Data excerpts
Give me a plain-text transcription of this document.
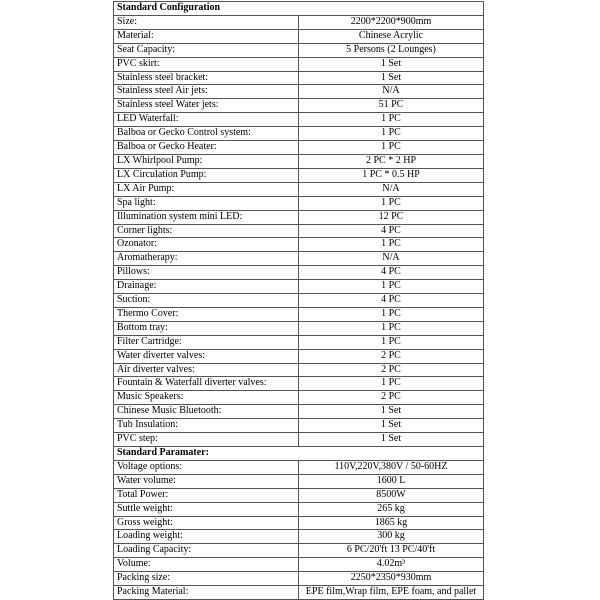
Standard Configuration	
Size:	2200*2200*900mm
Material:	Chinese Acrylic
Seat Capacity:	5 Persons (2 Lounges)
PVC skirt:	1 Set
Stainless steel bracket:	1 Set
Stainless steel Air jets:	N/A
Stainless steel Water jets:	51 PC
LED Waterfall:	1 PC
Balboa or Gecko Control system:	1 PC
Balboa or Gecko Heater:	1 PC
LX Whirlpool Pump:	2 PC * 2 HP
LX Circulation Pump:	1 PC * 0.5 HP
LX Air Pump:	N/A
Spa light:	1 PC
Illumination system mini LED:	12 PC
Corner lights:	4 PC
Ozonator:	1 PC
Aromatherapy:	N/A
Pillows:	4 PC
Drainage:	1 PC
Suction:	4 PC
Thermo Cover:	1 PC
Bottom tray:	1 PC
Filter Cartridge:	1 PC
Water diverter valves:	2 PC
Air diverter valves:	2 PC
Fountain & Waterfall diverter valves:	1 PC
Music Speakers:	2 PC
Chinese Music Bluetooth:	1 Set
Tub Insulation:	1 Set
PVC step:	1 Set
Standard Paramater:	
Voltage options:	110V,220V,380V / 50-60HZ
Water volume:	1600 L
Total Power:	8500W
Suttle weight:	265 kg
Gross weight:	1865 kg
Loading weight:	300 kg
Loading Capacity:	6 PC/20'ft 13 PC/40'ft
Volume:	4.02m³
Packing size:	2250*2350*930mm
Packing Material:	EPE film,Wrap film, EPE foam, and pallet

TASK DESCRIPTION
Print every entry above again without changing a word, and omit the pictures.

COMPLETED TASK
Give me a plain-text transcription of this document.
Standard Configuration	
Size:	2200*2200*900mm
Material:	Chinese Acrylic
Seat Capacity:	5 Persons (2 Lounges)
PVC skirt:	1 Set
Stainless steel bracket:	1 Set
Stainless steel Air jets:	N/A
Stainless steel Water jets:	51 PC
LED Waterfall:	1 PC
Balboa or Gecko Control system:	1 PC
Balboa or Gecko Heater:	1 PC
LX Whirlpool Pump:	2 PC * 2 HP
LX Circulation Pump:	1 PC * 0.5 HP
LX Air Pump:	N/A
Spa light:	1 PC
Illumination system mini LED:	12 PC
Corner lights:	4 PC
Ozonator:	1 PC
Aromatherapy:	N/A
Pillows:	4 PC
Drainage:	1 PC
Suction:	4 PC
Thermo Cover:	1 PC
Bottom tray:	1 PC
Filter Cartridge:	1 PC
Water diverter valves:	2 PC
Air diverter valves:	2 PC
Fountain & Waterfall diverter valves:	1 PC
Music Speakers:	2 PC
Chinese Music Bluetooth:	1 Set
Tub Insulation:	1 Set
PVC step:	1 Set
Standard Paramater:	
Voltage options:	110V,220V,380V / 50-60HZ
Water volume:	1600 L
Total Power:	8500W
Suttle weight:	265 kg
Gross weight:	1865 kg
Loading weight:	300 kg
Loading Capacity:	6 PC/20'ft 13 PC/40'ft
Volume:	4.02m³
Packing size:	2250*2350*930mm
Packing Material:	EPE film,Wrap film, EPE foam, and pallet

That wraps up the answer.